Provided passage.
+ + + + +

A:        And the boot camp experience was not threatening or – it was difficult. I went into the service, ah, having weighed 160 pounds – into the boot camp. I come out of boot camp – three months later and weighed 185 pounds because I was living on a regular diet and I was getting good sleep, whereas during the summer when I was still at home I was running all night and getting up at eight and going to work, and, ah, working on a milk truck and vowing every morning not to do that the next night. But every night, you know, you get revved back up and I’d be out again that night, so . . . after that good steady living in the boot camp I, ah, I put on 25 pounds.

 

Q:        (laughing) Sounds like the exception! Well, muscle does weigh more. . .

 

A:        Yes.

 

Q:        You were building muscle.

 

A:        Yes, yes, that’s what I was doing. 

 

Q:        After basic training, where did the military send you?

 

A:        I was sent, ah, to San Francisco on the way to Japan. And, ah, I spent several – a couple of months there. And part of the reason I was there was I was waiting to take officer’s candidate school test to see if I was – could go to officer’s candidate school. And, ah, I didn’t make it. So I went on then from there and went aboard the General William S. Wiggle, which is a troop ship. And it was taking members of Oklahoma’s Forty-Fifth Division to the Korean War. And there were several of us navy people. And I was what was called an Airedale, which was the “air” part of the navy. And there were several of us that went aboard that ship. And we went to Yakuska, Japan, then went up to Atsugi Naval Air Station, which had been a former kamikaze base. And it was almost totally destroyed in the Second World War. And I got there in ’51, and the Seabees had to rebuilt the base – that base. 

 

Q:        Wow. In what capacity did you serve during the Korean War – your duty, rank, and places – you alluded to some of this.

 

A:        I, ah, I, when I got to Atsugi, they handed us what’s referred to as a Bluejacket’s Manual. And they said to us, “what do you want to work in?” The term they used was “strike” – what do you want to – where do you want to be a striker – which, in essence, means where do you want to train? And as I went through the Bluejacket’s Manual, I was not interested in mechanics and working on airplanes or such as that. The only two areas that I was interested in at all was either air controlman or meteorology, which was, ah, styled in the navy as aerographer’s mate. So I said I wanted to be an aerographer’s mate. And so I did. They put us in the tower. And I had a very good experience there because they had no training for us, but they had – had hired – the navy had hired six Japanese nationals who were weathermen, who plotted the weather maps. And we got out experience training with these Japanese men. They taught us how to plot and then read a weather map so that you could see the wind and the currents and the fronts and all of the various things. And, ah, I really enjoyed my time there. While I was there I made advancement to become what was referred to as a third-class petty officer.

+ + + + +

What this exercise asks.
**A)** In the navy service interview, what was the name of the troop ship the speaker boarded?
**B)** Please carry the navy service interview forward from its last sentence.
The rows that follow come from a separate source, not the navy service interview.

Data records.

+ + + + +

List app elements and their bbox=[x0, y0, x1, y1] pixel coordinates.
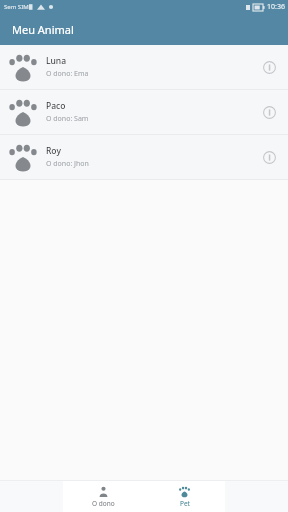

+ + + + +

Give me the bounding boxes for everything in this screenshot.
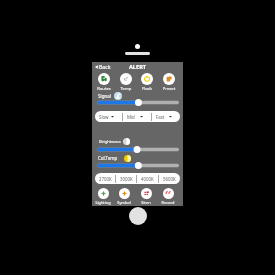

+ + + + +

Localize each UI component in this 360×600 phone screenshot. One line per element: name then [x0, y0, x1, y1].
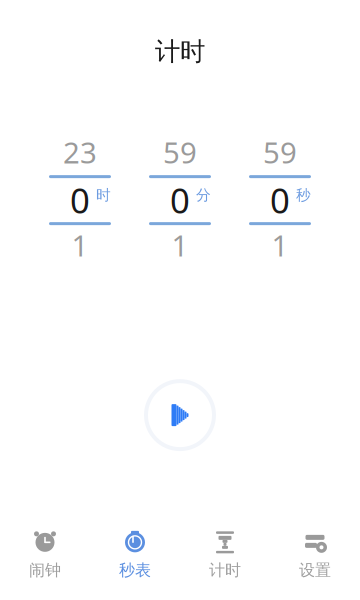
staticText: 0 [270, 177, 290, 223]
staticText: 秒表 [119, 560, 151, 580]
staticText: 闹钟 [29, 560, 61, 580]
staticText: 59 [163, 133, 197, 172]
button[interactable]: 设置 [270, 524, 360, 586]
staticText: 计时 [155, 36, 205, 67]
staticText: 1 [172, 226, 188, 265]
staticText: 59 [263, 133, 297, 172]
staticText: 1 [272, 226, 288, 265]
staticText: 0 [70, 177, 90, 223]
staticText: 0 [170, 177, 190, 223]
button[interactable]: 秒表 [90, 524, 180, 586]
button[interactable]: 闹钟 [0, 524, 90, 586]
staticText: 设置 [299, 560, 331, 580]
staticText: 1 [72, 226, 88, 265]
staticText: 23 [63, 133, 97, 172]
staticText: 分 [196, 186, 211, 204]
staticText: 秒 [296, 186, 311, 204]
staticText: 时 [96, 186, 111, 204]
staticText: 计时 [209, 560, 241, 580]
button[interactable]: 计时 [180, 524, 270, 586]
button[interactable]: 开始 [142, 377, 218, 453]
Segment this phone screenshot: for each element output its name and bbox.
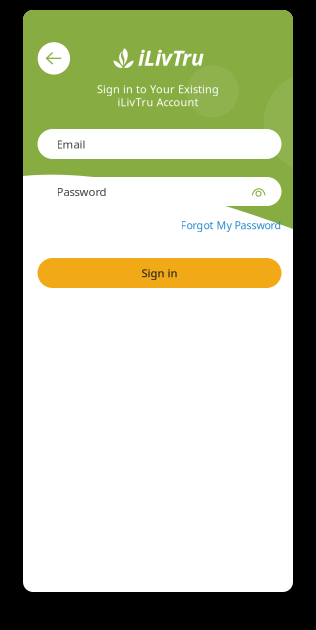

+ + + + +

Outputs.
**A)** The General William S. Wiggle.

**B)**
            But when I – after I had been there for about a year and a half I put in for what was referred to as “A” school, which is the school that you go to out of boot camp to learn a profession or a trade in the navy. And I didn’t get that when I went out of – come out of boot camp because they were so anxious to get people overseas and involved in the war, so I put in then for that camp. And, lo and behold, it came through. I got orders to come back to the United States and go to what’s referred to as “A” school – meteorology school – in Lakehurst, New Jersey. And I tried to convince the people, when they put me aboard this little ship that I come back on, that I was a third-class petty officer and I shouldn’t have to be doing certain things. But they informed me that I was still a first-class sailor and the orders for the third-class petty officer hadn’t come through yet as far as they were concerned. And so they put me in the mess hall, which in turn, turned out to the be the best job I could have had because we worked the meals but we also got to feed ourselves and fix our own meals and we had better meals than all of the crew of the ship did. And we only worked morning, noon, and evening, and then we were off all during the day and afternoon and the rest of the night. But, ah, it turned out to be very good for me to work in the mess hall, but I didn’t think it was going to when I went aboard ship. But it was good duty. And I was on what was called an LSD, that’s a landing ship-dock, and it’s a small ship and it pounds – every wave – it pounded – the front end opens up, and so it took us 21 days to come from Yakuska, Japan back to San Diego. And then I flew to Lakehurst, New Jersey.

 

            When I was at Lakehurst, I went through this school of meteorology, and there were 90 people in the school. And the way you got your job out of this school – where you got to go to – they had a selection list of where all the jobs, or where they were looking for people, and you got your choice based upon where you – what your rank was in the 90 people. Well, I come in first, and that’s not necessarily a credit to me – I mean, I had been working in it for a year and a half, so I should have come in first. But anyway, I come in first and they had a job in what’s referred to as 90 Church Street in Lower Manhattan. It was called Commander of Eastern Sea Frontier, and so I took that job and went to New York City and lived for the last two years of my career. And it was really neat because we worked in the post office building in Lower Manhattan. And I would – they did not have a place for us in the way of quarters or food, so they paid us what was called subsistence in quarters. They’d give us so much money to buy our food and someplace to stay. So five of us navy fellows rented a house underneath the Triborough Bridge where it goes over into Upper Manhattan. So we had a house over there, and so I was like any civilian – I’d just go down and get on the – at that time it was called the BMT – the elevated – and ride the elevated over into Manhattan and down to Lower Manhattan, get out, go up to the fifth floor of the post office building, do my 8-hour shift, and then if I wanted to stay in Manhattan – because I could go to all the plays – I’ve seen all the plays on Broadway – I could go to Ebbets Field, Yankee Stadium, ah, Brooklyn, ah, the Polo Grounds, Yankee Stadium, and Ebbets Field. If you wore your uniform then, you could get in all the games, or get in everywhere, because they still respected the servicemen. 

 

Q:        Ah-huh.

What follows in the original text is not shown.